| SHORT TASK |
Transcribe the records that follow. Keep every word exactly, and drop the pictures.
-------- RECORDS PROVIDED --------
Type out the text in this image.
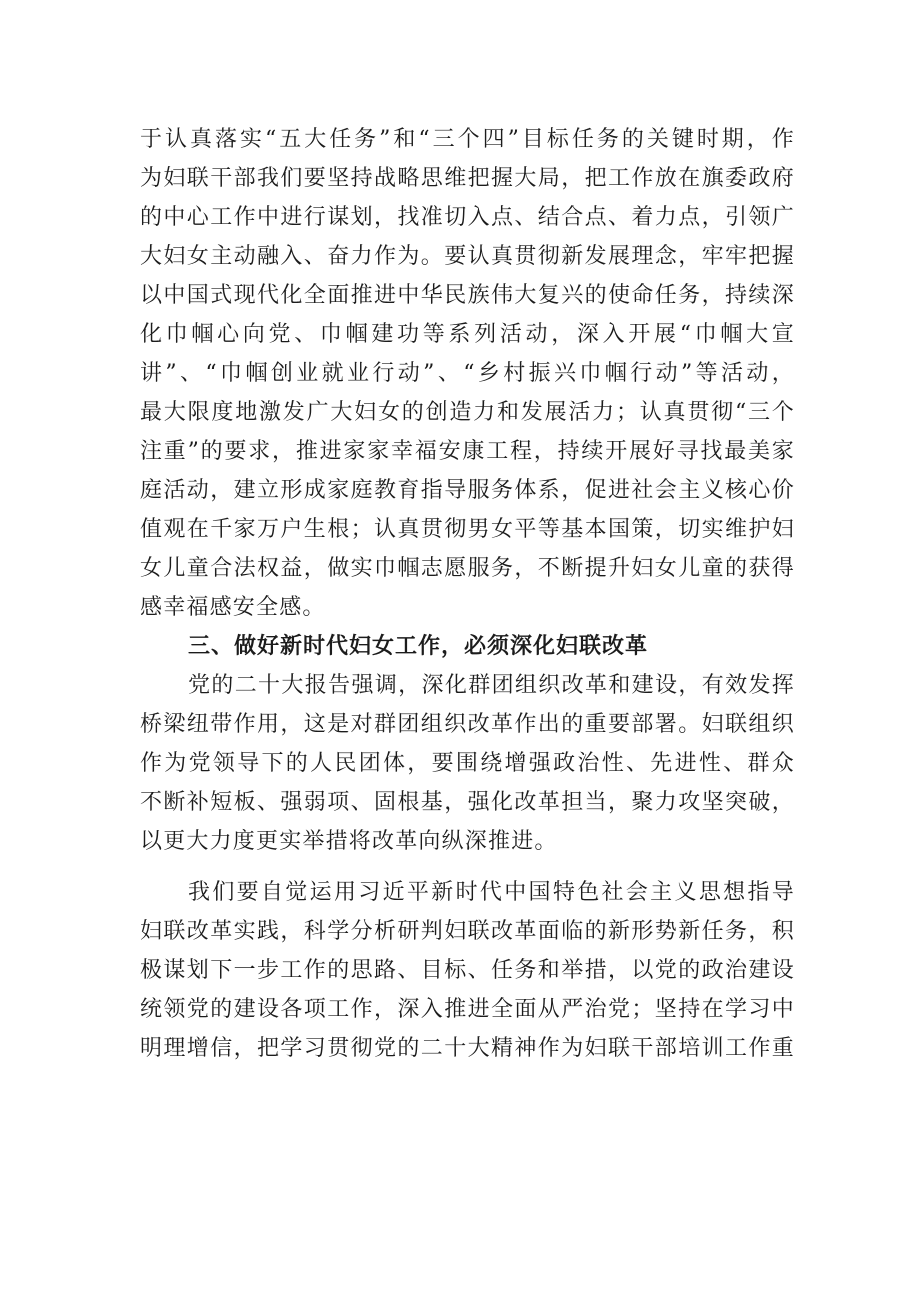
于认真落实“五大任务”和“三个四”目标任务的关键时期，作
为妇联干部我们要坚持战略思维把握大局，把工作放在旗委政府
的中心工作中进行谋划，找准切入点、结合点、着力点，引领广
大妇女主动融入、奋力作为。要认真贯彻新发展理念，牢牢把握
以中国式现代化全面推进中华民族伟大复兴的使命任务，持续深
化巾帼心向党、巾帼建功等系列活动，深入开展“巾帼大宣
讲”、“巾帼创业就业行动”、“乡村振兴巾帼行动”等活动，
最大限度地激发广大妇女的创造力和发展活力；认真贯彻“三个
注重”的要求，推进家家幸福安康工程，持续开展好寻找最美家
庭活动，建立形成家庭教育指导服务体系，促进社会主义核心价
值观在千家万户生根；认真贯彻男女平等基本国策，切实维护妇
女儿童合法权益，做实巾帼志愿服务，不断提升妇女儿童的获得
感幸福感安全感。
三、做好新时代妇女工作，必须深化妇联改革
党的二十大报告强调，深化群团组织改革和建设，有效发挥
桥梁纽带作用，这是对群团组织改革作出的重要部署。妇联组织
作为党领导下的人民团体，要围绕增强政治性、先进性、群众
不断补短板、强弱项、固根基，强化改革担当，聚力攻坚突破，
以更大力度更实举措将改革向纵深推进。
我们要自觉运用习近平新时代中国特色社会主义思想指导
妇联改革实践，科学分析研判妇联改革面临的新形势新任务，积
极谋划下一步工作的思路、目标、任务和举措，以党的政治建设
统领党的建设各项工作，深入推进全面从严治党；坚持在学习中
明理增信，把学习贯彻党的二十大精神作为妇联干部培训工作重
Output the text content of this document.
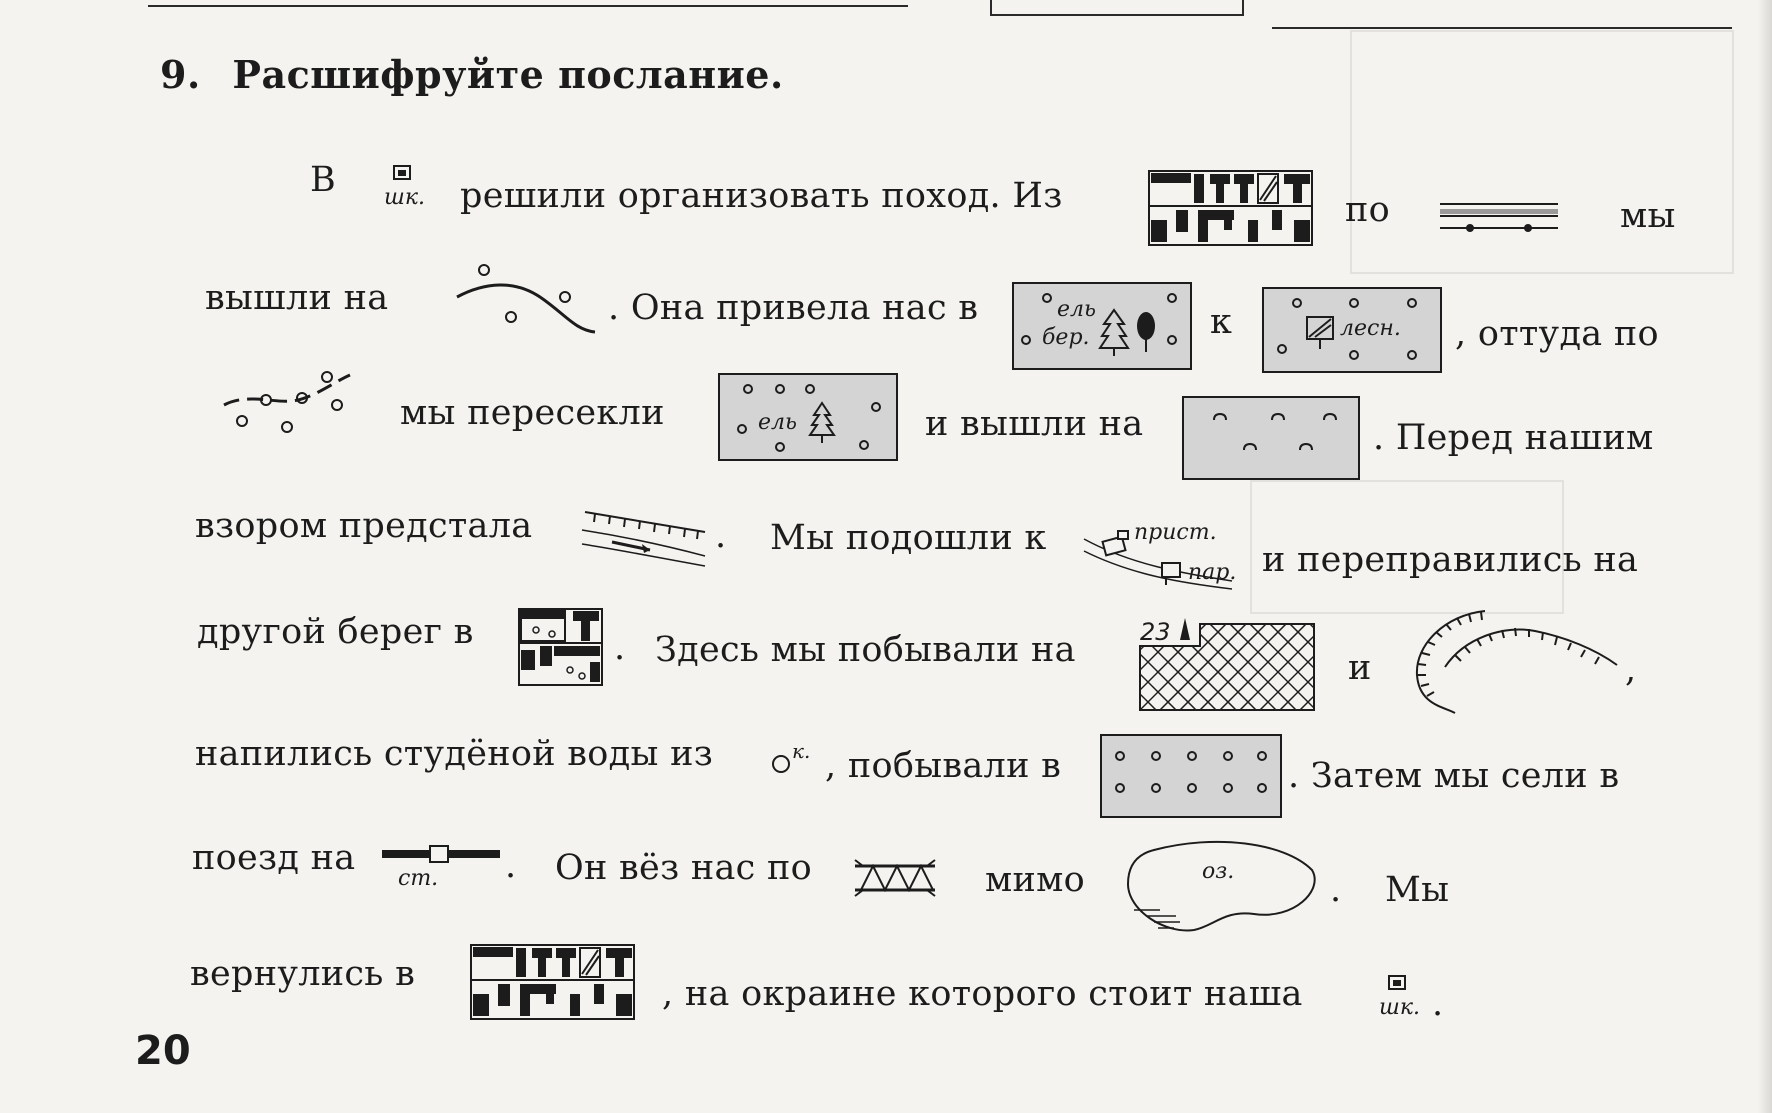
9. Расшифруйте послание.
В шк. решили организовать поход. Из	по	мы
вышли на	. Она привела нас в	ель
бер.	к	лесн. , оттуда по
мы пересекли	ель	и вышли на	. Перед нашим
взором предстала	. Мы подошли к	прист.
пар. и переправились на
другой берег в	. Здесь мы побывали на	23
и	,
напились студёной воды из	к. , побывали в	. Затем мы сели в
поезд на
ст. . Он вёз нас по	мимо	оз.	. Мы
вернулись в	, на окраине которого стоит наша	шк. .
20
--------
| WRITTEN REPLY |
Type out the text in this image.
于认真落实“五大任务”和“三个四”目标任务的关键时期，作
为妇联干部我们要坚持战略思维把握大局，把工作放在旗委政府
的中心工作中进行谋划，找准切入点、结合点、着力点，引领广
大妇女主动融入、奋力作为。要认真贯彻新发展理念，牢牢把握
以中国式现代化全面推进中华民族伟大复兴的使命任务，持续深
化巾帼心向党、巾帼建功等系列活动，深入开展“巾帼大宣
讲”、“巾帼创业就业行动”、“乡村振兴巾帼行动”等活动，
最大限度地激发广大妇女的创造力和发展活力；认真贯彻“三个
注重”的要求，推进家家幸福安康工程，持续开展好寻找最美家
庭活动，建立形成家庭教育指导服务体系，促进社会主义核心价
值观在千家万户生根；认真贯彻男女平等基本国策，切实维护妇
女儿童合法权益，做实巾帼志愿服务，不断提升妇女儿童的获得
感幸福感安全感。
三、做好新时代妇女工作，必须深化妇联改革
党的二十大报告强调，深化群团组织改革和建设，有效发挥
桥梁纽带作用，这是对群团组织改革作出的重要部署。妇联组织
作为党领导下的人民团体，要围绕增强政治性、先进性、群众
不断补短板、强弱项、固根基，强化改革担当，聚力攻坚突破，
以更大力度更实举措将改革向纵深推进。
我们要自觉运用习近平新时代中国特色社会主义思想指导
妇联改革实践，科学分析研判妇联改革面临的新形势新任务，积
极谋划下一步工作的思路、目标、任务和举措，以党的政治建设
统领党的建设各项工作，深入推进全面从严治党；坚持在学习中
明理增信，把学习贯彻党的二十大精神作为妇联干部培训工作重
Output the text content of this document.
9. Расшифруйте послание.
В шк. решили организовать поход. Из	по	мы
вышли на	. Она привела нас в	ель
бер.	к	лесн. , оттуда по
мы пересекли	ель	и вышли на	. Перед нашим
взором предстала	. Мы подошли к	прист.
пар. и переправились на
другой берег в	. Здесь мы побывали на	23
и	,
напились студёной воды из	к. , побывали в	. Затем мы сели в
поезд на
ст. . Он вёз нас по	мимо	оз.	. Мы
вернулись в	, на окраине которого стоит наша	шк. .
20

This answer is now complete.